### SHORT PROBLEM
Transcribe the listing that follows in full, omitting pictures.

===== INPUT DATA =====

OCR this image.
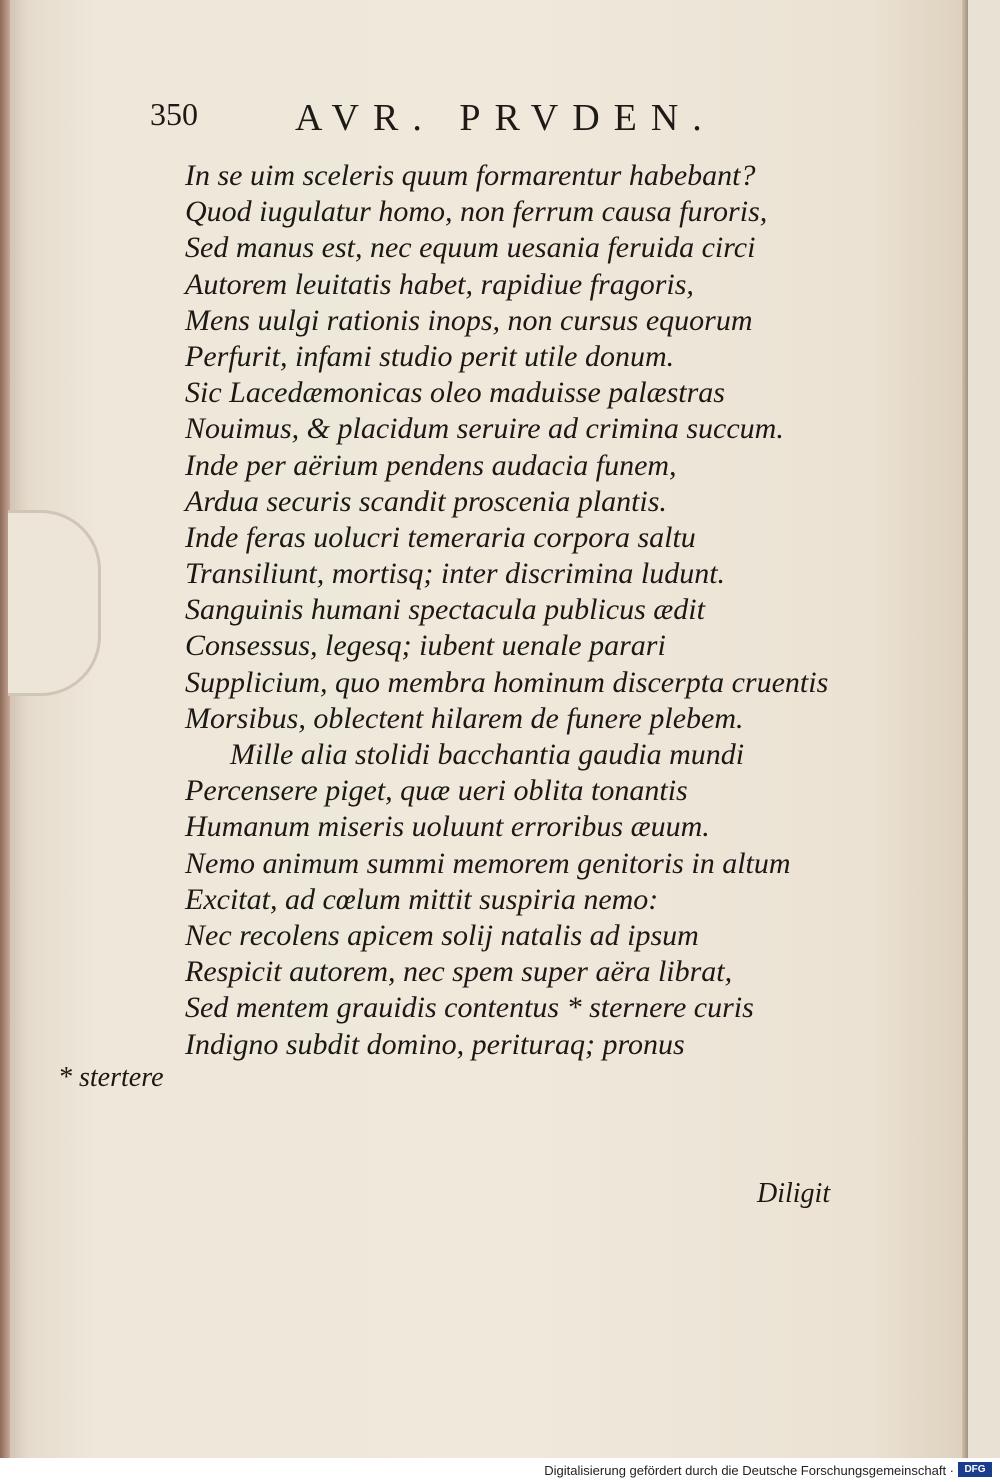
350	AVR. PRVDEN.
In se uim sceleris quum formarentur habebant?
Quod iugulatur homo, non ferrum causa furoris,
Sed manus est, nec equum uesania feruida circi
Autorem leuitatis habet, rapidiue fragoris,
Mens uulgi rationis inops, non cursus equorum
Perfurit, infami studio perit utile donum.
Sic Lacedæmonicas oleo maduisse palæstras
Nouimus, & placidum seruire ad crimina succum.
Inde per aërium pendens audacia funem,
Ardua securis scandit proscenia plantis.
Inde feras uolucri temeraria corpora saltu
Transiliunt, mortisq; inter discrimina ludunt.
Sanguinis humani spectacula publicus ædit
Consessus, legesq; iubent uenale parari
Supplicium, quo membra hominum discerpta cruentis
Morsibus, oblectent hilarem de funere plebem.
Mille alia stolidi bacchantia gaudia mundi
Percensere piget, quæ ueri oblita tonantis
Humanum miseris uoluunt erroribus æuum.
Nemo animum summi memorem genitoris in altum
Excitat, ad cœlum mittit suspiria nemo:
Nec recolens apicem solij natalis ad ipsum
Respicit autorem, nec spem super aëra librat,
Sed mentem grauidis contentus * sternere curis
Indigno subdit domino, perituraq; pronus
* stertere
Diligit
Digitalisierung gefördert durch die Deutsche Forschungsgemeinschaft ·	DFG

=====

### RESULT OF THE TASK
OCR this image.
350	AVR. PRVDEN.
In se uim sceleris quum formarentur habebant?
Quod iugulatur homo, non ferrum causa furoris,
Sed manus est, nec equum uesania feruida circi
Autorem leuitatis habet, rapidiue fragoris,
Mens uulgi rationis inops, non cursus equorum
Perfurit, infami studio perit utile donum.
Sic Lacedæmonicas oleo maduisse palæstras
Nouimus, & placidum seruire ad crimina succum.
Inde per aërium pendens audacia funem,
Ardua securis scandit proscenia plantis.
Inde feras uolucri temeraria corpora saltu
Transiliunt, mortisq; inter discrimina ludunt.
Sanguinis humani spectacula publicus ædit
Consessus, legesq; iubent uenale parari
Supplicium, quo membra hominum discerpta cruentis
Morsibus, oblectent hilarem de funere plebem.
Mille alia stolidi bacchantia gaudia mundi
Percensere piget, quæ ueri oblita tonantis
Humanum miseris uoluunt erroribus æuum.
Nemo animum summi memorem genitoris in altum
Excitat, ad cœlum mittit suspiria nemo:
Nec recolens apicem solij natalis ad ipsum
Respicit autorem, nec spem super aëra librat,
Sed mentem grauidis contentus * sternere curis
Indigno subdit domino, perituraq; pronus
* stertere
Diligit
Digitalisierung gefördert durch die Deutsche Forschungsgemeinschaft ·	DFG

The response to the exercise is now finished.